== Figure record listings ==
====
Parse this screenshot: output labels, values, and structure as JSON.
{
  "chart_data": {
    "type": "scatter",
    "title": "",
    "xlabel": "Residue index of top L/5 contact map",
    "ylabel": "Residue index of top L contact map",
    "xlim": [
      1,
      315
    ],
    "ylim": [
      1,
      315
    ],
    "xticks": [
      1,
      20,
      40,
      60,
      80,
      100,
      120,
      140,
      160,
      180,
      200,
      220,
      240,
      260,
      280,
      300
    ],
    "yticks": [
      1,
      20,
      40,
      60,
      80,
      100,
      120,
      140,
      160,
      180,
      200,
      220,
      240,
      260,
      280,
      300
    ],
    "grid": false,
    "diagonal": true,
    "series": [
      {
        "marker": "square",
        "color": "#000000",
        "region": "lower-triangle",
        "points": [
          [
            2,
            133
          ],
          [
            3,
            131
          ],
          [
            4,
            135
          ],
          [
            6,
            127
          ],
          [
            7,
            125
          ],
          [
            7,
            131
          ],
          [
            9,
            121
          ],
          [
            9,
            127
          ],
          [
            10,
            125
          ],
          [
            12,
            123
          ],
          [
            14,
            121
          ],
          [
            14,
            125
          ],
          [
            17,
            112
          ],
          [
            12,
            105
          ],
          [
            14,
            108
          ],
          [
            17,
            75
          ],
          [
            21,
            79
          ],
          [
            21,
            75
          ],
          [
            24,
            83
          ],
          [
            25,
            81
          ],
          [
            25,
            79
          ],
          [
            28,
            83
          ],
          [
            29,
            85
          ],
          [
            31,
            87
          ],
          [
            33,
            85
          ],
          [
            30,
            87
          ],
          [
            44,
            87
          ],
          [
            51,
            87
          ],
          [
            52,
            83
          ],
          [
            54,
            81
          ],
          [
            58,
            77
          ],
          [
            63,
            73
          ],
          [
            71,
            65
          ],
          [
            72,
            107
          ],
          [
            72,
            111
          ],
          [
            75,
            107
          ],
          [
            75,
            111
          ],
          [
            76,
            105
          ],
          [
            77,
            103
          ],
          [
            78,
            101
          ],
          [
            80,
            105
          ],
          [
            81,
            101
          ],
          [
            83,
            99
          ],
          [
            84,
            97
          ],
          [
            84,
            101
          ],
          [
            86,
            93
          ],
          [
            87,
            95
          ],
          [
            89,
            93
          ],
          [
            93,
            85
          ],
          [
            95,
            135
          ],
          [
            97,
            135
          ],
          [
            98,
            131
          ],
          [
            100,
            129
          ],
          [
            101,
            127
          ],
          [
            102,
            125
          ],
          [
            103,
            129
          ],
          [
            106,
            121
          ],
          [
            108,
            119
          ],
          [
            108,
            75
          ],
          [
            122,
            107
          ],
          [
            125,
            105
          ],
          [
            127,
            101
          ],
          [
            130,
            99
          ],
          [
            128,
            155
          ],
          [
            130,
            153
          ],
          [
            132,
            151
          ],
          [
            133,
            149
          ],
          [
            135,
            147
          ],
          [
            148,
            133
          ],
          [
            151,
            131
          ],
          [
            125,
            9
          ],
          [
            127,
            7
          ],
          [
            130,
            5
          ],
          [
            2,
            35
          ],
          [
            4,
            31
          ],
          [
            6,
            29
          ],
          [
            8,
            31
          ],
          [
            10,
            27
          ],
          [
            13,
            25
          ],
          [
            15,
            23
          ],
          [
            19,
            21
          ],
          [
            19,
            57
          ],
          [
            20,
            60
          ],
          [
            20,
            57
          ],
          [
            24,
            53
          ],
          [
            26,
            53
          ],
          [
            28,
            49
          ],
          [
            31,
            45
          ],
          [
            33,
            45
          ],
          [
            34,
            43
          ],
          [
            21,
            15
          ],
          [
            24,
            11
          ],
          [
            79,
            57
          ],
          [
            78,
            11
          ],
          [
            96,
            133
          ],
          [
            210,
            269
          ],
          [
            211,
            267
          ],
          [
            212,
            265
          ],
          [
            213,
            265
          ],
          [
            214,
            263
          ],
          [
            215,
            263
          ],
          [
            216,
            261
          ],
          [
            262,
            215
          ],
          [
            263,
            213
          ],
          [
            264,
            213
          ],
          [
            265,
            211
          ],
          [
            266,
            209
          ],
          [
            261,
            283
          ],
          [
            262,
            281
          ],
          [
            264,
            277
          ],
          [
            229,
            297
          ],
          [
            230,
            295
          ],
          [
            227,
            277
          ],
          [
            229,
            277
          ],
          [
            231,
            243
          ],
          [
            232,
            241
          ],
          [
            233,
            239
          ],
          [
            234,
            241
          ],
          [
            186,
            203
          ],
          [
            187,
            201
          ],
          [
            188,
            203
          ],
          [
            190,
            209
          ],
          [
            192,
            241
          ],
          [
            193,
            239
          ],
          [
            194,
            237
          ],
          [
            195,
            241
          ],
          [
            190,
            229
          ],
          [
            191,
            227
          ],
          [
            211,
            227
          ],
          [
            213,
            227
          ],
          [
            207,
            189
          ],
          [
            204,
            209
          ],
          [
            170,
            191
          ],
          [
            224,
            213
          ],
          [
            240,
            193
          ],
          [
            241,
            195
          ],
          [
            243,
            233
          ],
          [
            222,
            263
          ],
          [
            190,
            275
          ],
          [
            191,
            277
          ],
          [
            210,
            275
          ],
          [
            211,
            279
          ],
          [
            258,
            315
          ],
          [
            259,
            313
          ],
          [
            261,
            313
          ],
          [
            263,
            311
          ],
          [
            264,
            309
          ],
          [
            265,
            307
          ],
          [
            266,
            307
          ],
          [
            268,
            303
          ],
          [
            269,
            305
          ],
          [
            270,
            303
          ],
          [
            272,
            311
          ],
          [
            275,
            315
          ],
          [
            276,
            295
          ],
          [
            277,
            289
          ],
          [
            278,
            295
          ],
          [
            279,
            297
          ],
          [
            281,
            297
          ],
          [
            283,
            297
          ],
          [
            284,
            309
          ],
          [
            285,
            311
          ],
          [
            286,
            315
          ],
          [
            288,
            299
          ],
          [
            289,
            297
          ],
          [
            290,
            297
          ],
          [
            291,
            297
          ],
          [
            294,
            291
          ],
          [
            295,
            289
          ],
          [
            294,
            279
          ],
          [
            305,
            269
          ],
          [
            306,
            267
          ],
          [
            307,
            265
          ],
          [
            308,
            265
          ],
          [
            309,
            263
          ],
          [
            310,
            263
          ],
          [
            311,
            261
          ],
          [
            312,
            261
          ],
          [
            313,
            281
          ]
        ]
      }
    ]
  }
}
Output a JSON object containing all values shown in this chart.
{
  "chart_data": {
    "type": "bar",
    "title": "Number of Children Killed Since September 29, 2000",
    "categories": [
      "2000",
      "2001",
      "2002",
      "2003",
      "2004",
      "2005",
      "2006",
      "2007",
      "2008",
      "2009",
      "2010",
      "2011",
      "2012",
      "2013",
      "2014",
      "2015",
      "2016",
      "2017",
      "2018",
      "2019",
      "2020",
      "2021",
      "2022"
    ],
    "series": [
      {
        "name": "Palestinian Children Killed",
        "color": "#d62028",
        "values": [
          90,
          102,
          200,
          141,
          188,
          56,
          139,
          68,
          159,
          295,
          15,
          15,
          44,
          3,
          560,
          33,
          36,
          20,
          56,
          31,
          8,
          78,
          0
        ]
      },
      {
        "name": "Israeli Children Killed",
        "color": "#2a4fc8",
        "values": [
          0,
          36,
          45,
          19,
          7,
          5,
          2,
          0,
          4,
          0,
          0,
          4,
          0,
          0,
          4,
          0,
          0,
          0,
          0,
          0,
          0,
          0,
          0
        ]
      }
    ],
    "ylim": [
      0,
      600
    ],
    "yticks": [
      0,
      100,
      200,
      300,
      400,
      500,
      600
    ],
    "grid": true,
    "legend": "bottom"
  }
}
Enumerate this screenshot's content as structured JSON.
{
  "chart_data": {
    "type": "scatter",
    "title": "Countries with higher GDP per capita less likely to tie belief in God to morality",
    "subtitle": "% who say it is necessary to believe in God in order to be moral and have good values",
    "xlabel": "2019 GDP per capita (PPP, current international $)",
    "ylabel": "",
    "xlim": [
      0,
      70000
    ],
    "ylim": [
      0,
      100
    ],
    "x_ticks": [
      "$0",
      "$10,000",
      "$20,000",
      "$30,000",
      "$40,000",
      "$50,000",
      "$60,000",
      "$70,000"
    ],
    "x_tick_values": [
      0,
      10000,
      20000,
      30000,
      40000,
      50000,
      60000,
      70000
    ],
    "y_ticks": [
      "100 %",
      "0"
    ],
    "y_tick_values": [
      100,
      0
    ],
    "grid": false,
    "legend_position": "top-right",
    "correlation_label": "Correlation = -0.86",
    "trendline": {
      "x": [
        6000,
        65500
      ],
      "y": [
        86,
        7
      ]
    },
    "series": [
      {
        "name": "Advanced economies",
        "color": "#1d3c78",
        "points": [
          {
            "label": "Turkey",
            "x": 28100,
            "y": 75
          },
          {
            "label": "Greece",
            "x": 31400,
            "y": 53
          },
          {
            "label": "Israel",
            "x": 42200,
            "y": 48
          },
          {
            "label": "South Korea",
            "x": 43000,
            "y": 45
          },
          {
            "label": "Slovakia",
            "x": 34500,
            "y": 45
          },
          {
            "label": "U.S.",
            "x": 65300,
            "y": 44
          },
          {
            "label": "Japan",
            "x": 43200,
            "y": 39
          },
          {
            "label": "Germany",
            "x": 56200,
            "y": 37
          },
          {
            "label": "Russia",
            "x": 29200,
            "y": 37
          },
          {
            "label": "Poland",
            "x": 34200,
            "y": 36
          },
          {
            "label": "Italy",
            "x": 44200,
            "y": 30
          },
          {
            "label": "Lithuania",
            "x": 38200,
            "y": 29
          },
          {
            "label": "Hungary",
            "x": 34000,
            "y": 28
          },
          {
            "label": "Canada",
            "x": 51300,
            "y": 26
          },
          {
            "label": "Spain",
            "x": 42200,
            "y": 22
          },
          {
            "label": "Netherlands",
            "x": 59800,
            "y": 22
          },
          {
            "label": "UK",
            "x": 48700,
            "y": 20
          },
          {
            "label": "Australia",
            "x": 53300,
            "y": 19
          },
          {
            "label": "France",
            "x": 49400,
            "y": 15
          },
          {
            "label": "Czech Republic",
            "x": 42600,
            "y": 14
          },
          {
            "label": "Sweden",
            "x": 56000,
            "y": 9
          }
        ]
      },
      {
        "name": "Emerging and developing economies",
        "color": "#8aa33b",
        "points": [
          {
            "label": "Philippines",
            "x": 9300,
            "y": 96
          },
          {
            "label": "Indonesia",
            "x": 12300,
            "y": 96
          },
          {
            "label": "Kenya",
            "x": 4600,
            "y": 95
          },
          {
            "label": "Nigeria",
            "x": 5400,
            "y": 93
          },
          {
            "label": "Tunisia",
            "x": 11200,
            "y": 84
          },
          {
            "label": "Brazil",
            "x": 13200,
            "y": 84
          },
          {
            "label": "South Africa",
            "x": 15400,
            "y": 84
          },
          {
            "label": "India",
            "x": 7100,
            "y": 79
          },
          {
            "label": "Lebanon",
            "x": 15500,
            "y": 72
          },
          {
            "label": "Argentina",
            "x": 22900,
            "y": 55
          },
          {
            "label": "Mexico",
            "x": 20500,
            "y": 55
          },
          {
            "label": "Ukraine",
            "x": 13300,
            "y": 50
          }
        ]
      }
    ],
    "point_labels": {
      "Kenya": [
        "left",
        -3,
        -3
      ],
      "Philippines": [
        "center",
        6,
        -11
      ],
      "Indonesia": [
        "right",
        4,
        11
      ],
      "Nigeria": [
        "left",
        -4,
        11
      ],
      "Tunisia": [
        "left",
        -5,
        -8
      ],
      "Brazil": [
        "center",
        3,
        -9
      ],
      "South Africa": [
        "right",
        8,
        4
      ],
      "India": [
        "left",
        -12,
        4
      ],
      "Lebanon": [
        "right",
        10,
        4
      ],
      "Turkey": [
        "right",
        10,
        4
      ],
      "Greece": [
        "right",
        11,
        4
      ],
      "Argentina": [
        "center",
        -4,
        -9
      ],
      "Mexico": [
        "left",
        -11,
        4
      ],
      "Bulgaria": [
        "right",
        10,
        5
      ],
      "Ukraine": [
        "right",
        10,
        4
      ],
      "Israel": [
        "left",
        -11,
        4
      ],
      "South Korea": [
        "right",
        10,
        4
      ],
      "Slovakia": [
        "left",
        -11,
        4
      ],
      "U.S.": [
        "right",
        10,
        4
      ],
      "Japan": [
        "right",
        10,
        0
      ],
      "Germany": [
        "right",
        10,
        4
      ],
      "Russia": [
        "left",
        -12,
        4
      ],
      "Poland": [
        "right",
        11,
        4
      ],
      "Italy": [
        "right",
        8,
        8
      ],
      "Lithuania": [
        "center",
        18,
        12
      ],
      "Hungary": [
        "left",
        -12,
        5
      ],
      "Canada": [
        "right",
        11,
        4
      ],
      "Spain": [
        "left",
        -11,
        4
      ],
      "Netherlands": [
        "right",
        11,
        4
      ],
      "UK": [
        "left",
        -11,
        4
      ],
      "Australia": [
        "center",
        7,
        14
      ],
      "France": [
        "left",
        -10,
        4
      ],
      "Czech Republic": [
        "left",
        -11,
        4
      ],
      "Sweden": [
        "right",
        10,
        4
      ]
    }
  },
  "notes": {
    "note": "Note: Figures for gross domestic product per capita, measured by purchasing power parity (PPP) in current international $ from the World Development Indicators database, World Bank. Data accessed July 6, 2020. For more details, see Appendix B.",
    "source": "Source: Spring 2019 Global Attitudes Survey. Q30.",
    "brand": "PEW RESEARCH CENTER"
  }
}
====
Identify the lines that contain the string "Children", and copy every one of them.

    "title": "Number of Children Killed Since September 29, 2000",
        "name": "Palestinian Children Killed",
        "name": "Israeli Children Killed",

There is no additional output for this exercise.